* _Your task_
Retype every entry word for word.

* _Source data_
▶
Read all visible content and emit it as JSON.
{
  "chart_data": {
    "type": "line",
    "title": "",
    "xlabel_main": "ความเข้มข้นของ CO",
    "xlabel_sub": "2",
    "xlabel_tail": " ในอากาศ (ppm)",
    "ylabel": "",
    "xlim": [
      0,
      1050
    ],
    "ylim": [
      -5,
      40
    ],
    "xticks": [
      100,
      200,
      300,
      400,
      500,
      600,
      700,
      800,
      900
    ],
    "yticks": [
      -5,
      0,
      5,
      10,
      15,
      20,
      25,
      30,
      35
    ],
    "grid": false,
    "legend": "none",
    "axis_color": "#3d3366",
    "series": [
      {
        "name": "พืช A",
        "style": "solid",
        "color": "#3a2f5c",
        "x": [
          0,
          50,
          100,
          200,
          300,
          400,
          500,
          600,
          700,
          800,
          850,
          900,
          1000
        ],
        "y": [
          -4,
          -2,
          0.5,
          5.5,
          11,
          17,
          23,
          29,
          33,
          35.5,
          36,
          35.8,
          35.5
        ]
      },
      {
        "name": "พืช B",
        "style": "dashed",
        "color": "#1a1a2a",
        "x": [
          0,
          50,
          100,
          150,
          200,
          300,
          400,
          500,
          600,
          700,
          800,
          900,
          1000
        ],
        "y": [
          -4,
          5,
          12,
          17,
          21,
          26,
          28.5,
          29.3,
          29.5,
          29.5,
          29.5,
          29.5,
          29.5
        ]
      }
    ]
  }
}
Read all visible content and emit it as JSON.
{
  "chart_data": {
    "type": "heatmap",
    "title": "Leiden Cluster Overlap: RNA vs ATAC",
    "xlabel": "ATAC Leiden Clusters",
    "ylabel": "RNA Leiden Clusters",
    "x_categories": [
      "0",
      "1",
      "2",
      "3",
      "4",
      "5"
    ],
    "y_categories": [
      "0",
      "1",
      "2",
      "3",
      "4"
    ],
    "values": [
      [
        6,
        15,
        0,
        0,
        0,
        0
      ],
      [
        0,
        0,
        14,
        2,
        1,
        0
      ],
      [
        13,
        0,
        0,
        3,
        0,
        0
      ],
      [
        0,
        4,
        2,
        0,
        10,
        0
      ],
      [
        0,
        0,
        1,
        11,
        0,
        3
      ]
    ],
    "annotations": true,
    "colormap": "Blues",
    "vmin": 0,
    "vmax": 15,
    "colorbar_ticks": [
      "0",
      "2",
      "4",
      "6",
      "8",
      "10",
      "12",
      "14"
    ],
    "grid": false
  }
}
◀
* _Worked solution_
Read all visible content and emit it as JSON.
{
  "chart_data": {
    "type": "line",
    "title": "",
    "xlabel_main": "ความเข้มข้นของ CO",
    "xlabel_sub": "2",
    "xlabel_tail": " ในอากาศ (ppm)",
    "ylabel": "",
    "xlim": [
      0,
      1050
    ],
    "ylim": [
      -5,
      40
    ],
    "xticks": [
      100,
      200,
      300,
      400,
      500,
      600,
      700,
      800,
      900
    ],
    "yticks": [
      -5,
      0,
      5,
      10,
      15,
      20,
      25,
      30,
      35
    ],
    "grid": false,
    "legend": "none",
    "axis_color": "#3d3366",
    "series": [
      {
        "name": "พืช A",
        "style": "solid",
        "color": "#3a2f5c",
        "x": [
          0,
          50,
          100,
          200,
          300,
          400,
          500,
          600,
          700,
          800,
          850,
          900,
          1000
        ],
        "y": [
          -4,
          -2,
          0.5,
          5.5,
          11,
          17,
          23,
          29,
          33,
          35.5,
          36,
          35.8,
          35.5
        ]
      },
      {
        "name": "พืช B",
        "style": "dashed",
        "color": "#1a1a2a",
        "x": [
          0,
          50,
          100,
          150,
          200,
          300,
          400,
          500,
          600,
          700,
          800,
          900,
          1000
        ],
        "y": [
          -4,
          5,
          12,
          17,
          21,
          26,
          28.5,
          29.3,
          29.5,
          29.5,
          29.5,
          29.5,
          29.5
        ]
      }
    ]
  }
}
Read all visible content and emit it as JSON.
{
  "chart_data": {
    "type": "heatmap",
    "title": "Leiden Cluster Overlap: RNA vs ATAC",
    "xlabel": "ATAC Leiden Clusters",
    "ylabel": "RNA Leiden Clusters",
    "x_categories": [
      "0",
      "1",
      "2",
      "3",
      "4",
      "5"
    ],
    "y_categories": [
      "0",
      "1",
      "2",
      "3",
      "4"
    ],
    "values": [
      [
        6,
        15,
        0,
        0,
        0,
        0
      ],
      [
        0,
        0,
        14,
        2,
        1,
        0
      ],
      [
        13,
        0,
        0,
        3,
        0,
        0
      ],
      [
        0,
        4,
        2,
        0,
        10,
        0
      ],
      [
        0,
        0,
        1,
        11,
        0,
        3
      ]
    ],
    "annotations": true,
    "colormap": "Blues",
    "vmin": 0,
    "vmax": 15,
    "colorbar_ticks": [
      "0",
      "2",
      "4",
      "6",
      "8",
      "10",
      "12",
      "14"
    ],
    "grid": false
  }
}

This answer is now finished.